> [Estratto della fonte]
• • • •

Newsletter giuridica di concorrenza e regolamentazione - 2 dicembre 2024

Diritto della concorrenza – Europa / Intese e settore bancario – Il Tribunale dell’Unione Europea ha respinto l’appello di HSBC contro una sanzione di 31,7 milioni di euro nel contesto di un’intesa restrittiva della concorrenza, con una pronuncia sui limiti degli eventi interruttivi della prescrizione

Il 27 novembre il Tribunale dell’Unione europea (il Tribunale) si è pronunciato sull’appello proposto da tre società del gruppo bancario HSBC (HSBC). Con il suo ricorso, HSBC chiedeva l’annullamento della decisione con cui la Commissione europea (la Commissione), nel 2021, aveva rimodulato la sanzione precedentemente comminata a HSBC nel caso del cartello sugli Euro Interest Rate Derivatives (EIRD).

Ripercorrendo brevemente l’articolata vicenda processuale che ha portato alla decisione in commento, nel 2016 la Commissione aveva sanzionato molteplici istituti bancari – tra cui HSBC – per aver partecipato a un cartello avente ad oggetto la manipolazione dei tassi interbancari “euribor” attraverso lo scambio di informazioni sensibili. Nel settembre del 2019, su ricorso di HSBC, il Tribunale aveva annullato parzialmente tale decisione relativamente al calcolo della sanzione inflitta a HSBC e la Commissione aveva successivamente appellato. Tuttavia, nelle more dell’impugnazione, la Commissione aveva manifestato informalmente a HSBC l’intenzione di rinunciare all’appello previa adozione di una nuova decisione, effettivamente poi adottata nel 2021 (la Decisione), rideterminando in capo a HSBC una nuova sanzione in linea con i criteri stabiliti dal Tribunale con la sentenza del 2019.

HSBC aveva da ultimo presentato nuovamente ricorso chiedendo l’annullamento della Decisione o, in alternativa, la riduzione della sanzione inflittagli.

Nello specifico, con il primo motivo di ricorso HSBC richiede l’annullamento della Decisione in quanto adottata oltre il termine di prescrizione decennale previsto all’art. 25 del Regolamento n. 1/2003. In particolare, secondo HSBC, tale termine non sarebbe stato sospeso nel 2019 dall’appello della sentenza dinnanzi alla Corte di Giustizia. Infatti, per HSBC il regime sospensivo dei termini (ai sensi dei quali la Commissione perde il potere di accertare infrazioni se non vi ha proceduto adottando una decisione ad hoc entro 10 anni dalla cessazione della condotta rilevante salvo in caso di, appunto, sospensione quale quella a seguito di impugnazione) non si applicherebbe al caso di specie poiché la Commissione avrebbe proposto ricorso non tanto sulla scorta di un effettivo interesse all’azione, ma per il solo fine (strumentale) di interrompere la decorrenza del termine decennale. Alternativamente, secondo la ricorrente il termine di prescrizione sarebbe comunque ripreso a decorrere nel momento in cui il Commissario alla concorrenza aveva comunicato a HSBC l’intenzione della Commissione di rinunciare all’appello e adottare una nuova decisione, in quanto prova della sopravvenuta carenza d’interesse di quest’ultima a coltivare l’azione.

• • • •

> [Dati forniti]

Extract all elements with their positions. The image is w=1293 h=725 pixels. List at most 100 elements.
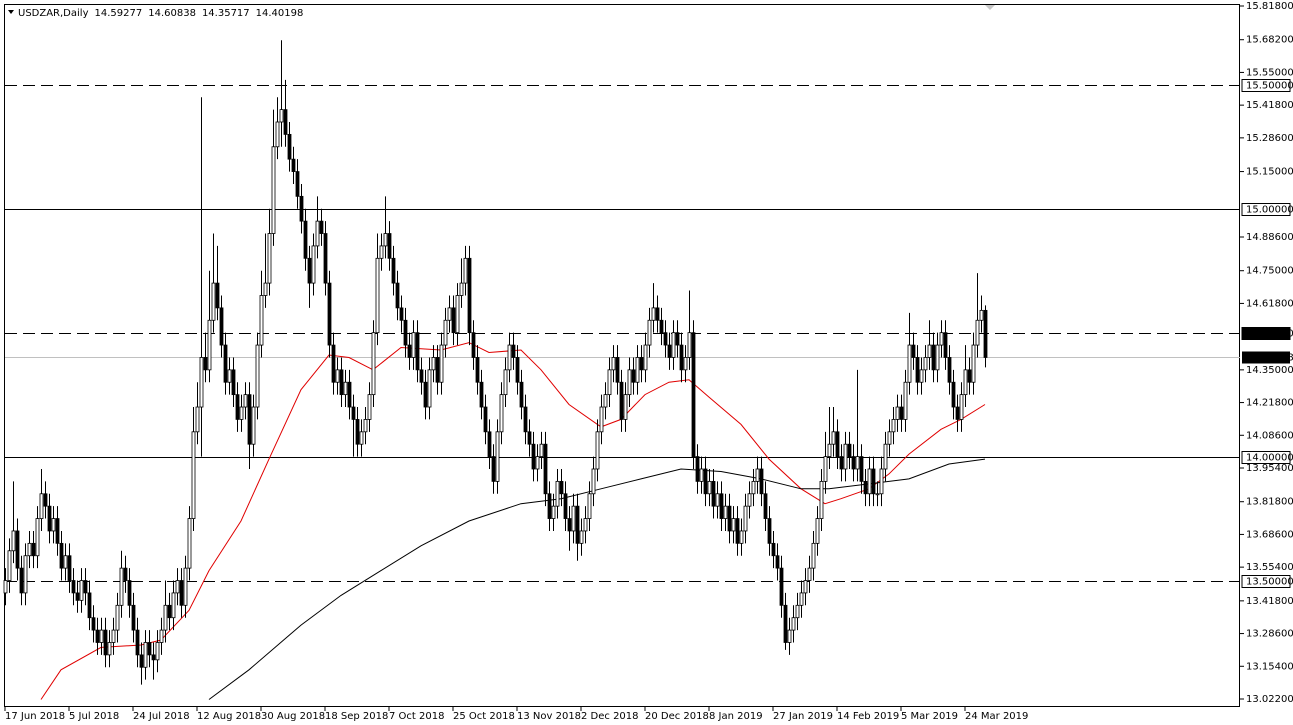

• • • •

> [Cosa fare] Nella newsletter sul ricorso di HSBC, quale norma prevede il termine di prescrizione decennale richiamato dalla banca nel primo motivo di ricorso?

> [Risultato] L'art. 25 del Regolamento n. 1/2003.